Task goal: Make an exact copy of the entries, and keep any pictures out of it.

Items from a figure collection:
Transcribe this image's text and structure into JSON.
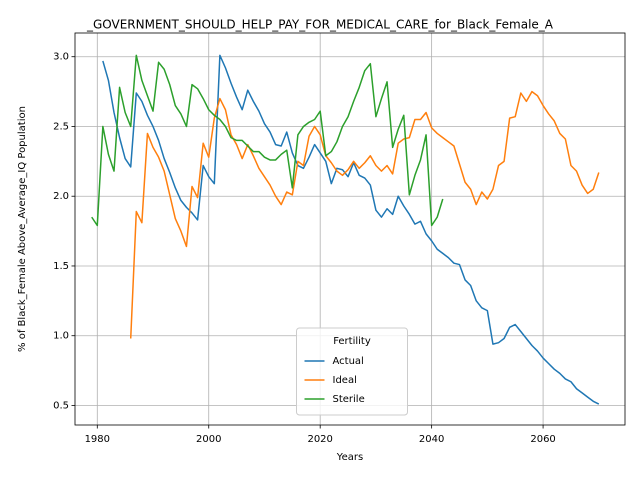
{
  "chart_data": {
    "type": "line",
    "title": "_GOVERNMENT_SHOULD_HELP_PAY_FOR_MEDICAL_CARE_for_Black_Female_A",
    "xlabel": "Years",
    "ylabel": "% of Black_Female Above_Average_IQ Population",
    "legend_title": "Fertility",
    "legend": "lower center",
    "grid": true,
    "xlim": [
      1976,
      2074.7
    ],
    "ylim": [
      0.36,
      3.17
    ],
    "xticks": [
      1980,
      2000,
      2020,
      2040,
      2060
    ],
    "yticks": [
      0.5,
      {
        "value": 1.0,
        "label": "1.0"
      },
      1.5,
      {
        "value": 2.0,
        "label": "2.0"
      },
      2.5,
      {
        "value": 3.0,
        "label": "3.0"
      }
    ],
    "x": [
      1979,
      1980,
      1981,
      1982,
      1983,
      1984,
      1985,
      1986,
      1987,
      1988,
      1989,
      1990,
      1991,
      1992,
      1993,
      1994,
      1995,
      1996,
      1997,
      1998,
      1999,
      2000,
      2001,
      2002,
      2003,
      2004,
      2005,
      2006,
      2007,
      2008,
      2009,
      2010,
      2011,
      2012,
      2013,
      2014,
      2015,
      2016,
      2017,
      2018,
      2019,
      2020,
      2021,
      2022,
      2023,
      2024,
      2025,
      2026,
      2027,
      2028,
      2029,
      2030,
      2031,
      2032,
      2033,
      2034,
      2035,
      2036,
      2037,
      2038,
      2039,
      2040,
      2041,
      2042,
      2043,
      2044,
      2045,
      2046,
      2047,
      2048,
      2049,
      2050,
      2051,
      2052,
      2053,
      2054,
      2055,
      2056,
      2057,
      2058,
      2059,
      2060,
      2061,
      2062,
      2063,
      2064,
      2065,
      2066,
      2067,
      2068,
      2069,
      2070
    ],
    "series": [
      {
        "name": "Actual",
        "color": "#1f77b4",
        "values": [
          null,
          null,
          2.97,
          2.83,
          2.6,
          2.42,
          2.27,
          2.21,
          2.74,
          2.68,
          2.58,
          2.5,
          2.4,
          2.27,
          2.17,
          2.06,
          1.97,
          1.92,
          1.88,
          1.83,
          2.22,
          2.14,
          2.09,
          3.01,
          2.92,
          2.81,
          2.71,
          2.62,
          2.76,
          2.68,
          2.61,
          2.52,
          2.46,
          2.37,
          2.36,
          2.46,
          2.31,
          2.22,
          2.2,
          2.28,
          2.37,
          2.31,
          2.25,
          2.09,
          2.2,
          2.19,
          2.14,
          2.24,
          2.15,
          2.13,
          2.08,
          1.9,
          1.85,
          1.91,
          1.87,
          2.0,
          1.93,
          1.87,
          1.8,
          1.82,
          1.73,
          1.68,
          1.62,
          1.59,
          1.56,
          1.52,
          1.51,
          1.4,
          1.36,
          1.25,
          1.2,
          1.18,
          0.94,
          0.95,
          0.98,
          1.06,
          1.08,
          1.03,
          0.98,
          0.93,
          0.89,
          0.84,
          0.8,
          0.76,
          0.73,
          0.69,
          0.67,
          0.62,
          0.59,
          0.56,
          0.53,
          0.51
        ]
      },
      {
        "name": "Ideal",
        "color": "#ff7f0e",
        "values": [
          null,
          null,
          null,
          null,
          null,
          null,
          null,
          0.98,
          1.89,
          1.81,
          2.45,
          2.35,
          2.28,
          2.18,
          2.01,
          1.84,
          1.75,
          1.64,
          2.07,
          1.99,
          2.38,
          2.28,
          2.56,
          2.7,
          2.62,
          2.44,
          2.37,
          2.27,
          2.37,
          2.29,
          2.2,
          2.14,
          2.08,
          2.0,
          1.94,
          2.03,
          2.01,
          2.25,
          2.22,
          2.43,
          2.5,
          2.44,
          2.29,
          2.24,
          2.18,
          2.15,
          2.19,
          2.25,
          2.2,
          2.24,
          2.29,
          2.22,
          2.18,
          2.22,
          2.16,
          2.38,
          2.41,
          2.42,
          2.55,
          2.55,
          2.6,
          2.49,
          2.45,
          2.42,
          2.39,
          2.36,
          2.23,
          2.1,
          2.05,
          1.94,
          2.03,
          1.98,
          2.05,
          2.22,
          2.25,
          2.56,
          2.57,
          2.74,
          2.68,
          2.75,
          2.72,
          2.65,
          2.59,
          2.54,
          2.45,
          2.41,
          2.22,
          2.18,
          2.08,
          2.02,
          2.05,
          2.17
        ]
      },
      {
        "name": "Sterile",
        "color": "#2ca02c",
        "values": [
          1.85,
          1.79,
          2.5,
          2.3,
          2.18,
          2.78,
          2.6,
          2.5,
          3.01,
          2.83,
          2.72,
          2.61,
          2.96,
          2.91,
          2.8,
          2.65,
          2.59,
          2.5,
          2.8,
          2.77,
          2.7,
          2.62,
          2.58,
          2.55,
          2.5,
          2.42,
          2.4,
          2.4,
          2.36,
          2.32,
          2.32,
          2.28,
          2.26,
          2.26,
          2.3,
          2.33,
          2.06,
          2.44,
          2.5,
          2.53,
          2.55,
          2.61,
          2.29,
          2.32,
          2.39,
          2.5,
          2.57,
          2.68,
          2.78,
          2.9,
          2.95,
          2.57,
          2.7,
          2.82,
          2.35,
          2.48,
          2.58,
          2.01,
          2.15,
          2.26,
          2.44,
          1.79,
          1.85,
          1.98,
          null,
          null,
          null,
          null,
          null,
          null,
          null,
          null,
          null,
          null,
          null,
          null,
          null,
          null,
          null,
          null,
          null,
          null,
          null,
          null,
          null,
          null,
          null,
          null,
          null,
          null,
          null,
          null
        ]
      }
    ]
  }
}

Result for this exercise:
Transcribe this image's text and structure into JSON.
{
  "chart_data": {
    "type": "line",
    "title": "_GOVERNMENT_SHOULD_HELP_PAY_FOR_MEDICAL_CARE_for_Black_Female_A",
    "xlabel": "Years",
    "ylabel": "% of Black_Female Above_Average_IQ Population",
    "legend_title": "Fertility",
    "legend": "lower center",
    "grid": true,
    "xlim": [
      1976,
      2074.7
    ],
    "ylim": [
      0.36,
      3.17
    ],
    "xticks": [
      1980,
      2000,
      2020,
      2040,
      2060
    ],
    "yticks": [
      0.5,
      {
        "value": 1.0,
        "label": "1.0"
      },
      1.5,
      {
        "value": 2.0,
        "label": "2.0"
      },
      2.5,
      {
        "value": 3.0,
        "label": "3.0"
      }
    ],
    "x": [
      1979,
      1980,
      1981,
      1982,
      1983,
      1984,
      1985,
      1986,
      1987,
      1988,
      1989,
      1990,
      1991,
      1992,
      1993,
      1994,
      1995,
      1996,
      1997,
      1998,
      1999,
      2000,
      2001,
      2002,
      2003,
      2004,
      2005,
      2006,
      2007,
      2008,
      2009,
      2010,
      2011,
      2012,
      2013,
      2014,
      2015,
      2016,
      2017,
      2018,
      2019,
      2020,
      2021,
      2022,
      2023,
      2024,
      2025,
      2026,
      2027,
      2028,
      2029,
      2030,
      2031,
      2032,
      2033,
      2034,
      2035,
      2036,
      2037,
      2038,
      2039,
      2040,
      2041,
      2042,
      2043,
      2044,
      2045,
      2046,
      2047,
      2048,
      2049,
      2050,
      2051,
      2052,
      2053,
      2054,
      2055,
      2056,
      2057,
      2058,
      2059,
      2060,
      2061,
      2062,
      2063,
      2064,
      2065,
      2066,
      2067,
      2068,
      2069,
      2070
    ],
    "series": [
      {
        "name": "Actual",
        "color": "#1f77b4",
        "values": [
          null,
          null,
          2.97,
          2.83,
          2.6,
          2.42,
          2.27,
          2.21,
          2.74,
          2.68,
          2.58,
          2.5,
          2.4,
          2.27,
          2.17,
          2.06,
          1.97,
          1.92,
          1.88,
          1.83,
          2.22,
          2.14,
          2.09,
          3.01,
          2.92,
          2.81,
          2.71,
          2.62,
          2.76,
          2.68,
          2.61,
          2.52,
          2.46,
          2.37,
          2.36,
          2.46,
          2.31,
          2.22,
          2.2,
          2.28,
          2.37,
          2.31,
          2.25,
          2.09,
          2.2,
          2.19,
          2.14,
          2.24,
          2.15,
          2.13,
          2.08,
          1.9,
          1.85,
          1.91,
          1.87,
          2.0,
          1.93,
          1.87,
          1.8,
          1.82,
          1.73,
          1.68,
          1.62,
          1.59,
          1.56,
          1.52,
          1.51,
          1.4,
          1.36,
          1.25,
          1.2,
          1.18,
          0.94,
          0.95,
          0.98,
          1.06,
          1.08,
          1.03,
          0.98,
          0.93,
          0.89,
          0.84,
          0.8,
          0.76,
          0.73,
          0.69,
          0.67,
          0.62,
          0.59,
          0.56,
          0.53,
          0.51
        ]
      },
      {
        "name": "Ideal",
        "color": "#ff7f0e",
        "values": [
          null,
          null,
          null,
          null,
          null,
          null,
          null,
          0.98,
          1.89,
          1.81,
          2.45,
          2.35,
          2.28,
          2.18,
          2.01,
          1.84,
          1.75,
          1.64,
          2.07,
          1.99,
          2.38,
          2.28,
          2.56,
          2.7,
          2.62,
          2.44,
          2.37,
          2.27,
          2.37,
          2.29,
          2.2,
          2.14,
          2.08,
          2.0,
          1.94,
          2.03,
          2.01,
          2.25,
          2.22,
          2.43,
          2.5,
          2.44,
          2.29,
          2.24,
          2.18,
          2.15,
          2.19,
          2.25,
          2.2,
          2.24,
          2.29,
          2.22,
          2.18,
          2.22,
          2.16,
          2.38,
          2.41,
          2.42,
          2.55,
          2.55,
          2.6,
          2.49,
          2.45,
          2.42,
          2.39,
          2.36,
          2.23,
          2.1,
          2.05,
          1.94,
          2.03,
          1.98,
          2.05,
          2.22,
          2.25,
          2.56,
          2.57,
          2.74,
          2.68,
          2.75,
          2.72,
          2.65,
          2.59,
          2.54,
          2.45,
          2.41,
          2.22,
          2.18,
          2.08,
          2.02,
          2.05,
          2.17
        ]
      },
      {
        "name": "Sterile",
        "color": "#2ca02c",
        "values": [
          1.85,
          1.79,
          2.5,
          2.3,
          2.18,
          2.78,
          2.6,
          2.5,
          3.01,
          2.83,
          2.72,
          2.61,
          2.96,
          2.91,
          2.8,
          2.65,
          2.59,
          2.5,
          2.8,
          2.77,
          2.7,
          2.62,
          2.58,
          2.55,
          2.5,
          2.42,
          2.4,
          2.4,
          2.36,
          2.32,
          2.32,
          2.28,
          2.26,
          2.26,
          2.3,
          2.33,
          2.06,
          2.44,
          2.5,
          2.53,
          2.55,
          2.61,
          2.29,
          2.32,
          2.39,
          2.5,
          2.57,
          2.68,
          2.78,
          2.9,
          2.95,
          2.57,
          2.7,
          2.82,
          2.35,
          2.48,
          2.58,
          2.01,
          2.15,
          2.26,
          2.44,
          1.79,
          1.85,
          1.98,
          null,
          null,
          null,
          null,
          null,
          null,
          null,
          null,
          null,
          null,
          null,
          null,
          null,
          null,
          null,
          null,
          null,
          null,
          null,
          null,
          null,
          null,
          null,
          null,
          null,
          null,
          null,
          null
        ]
      }
    ]
  }
}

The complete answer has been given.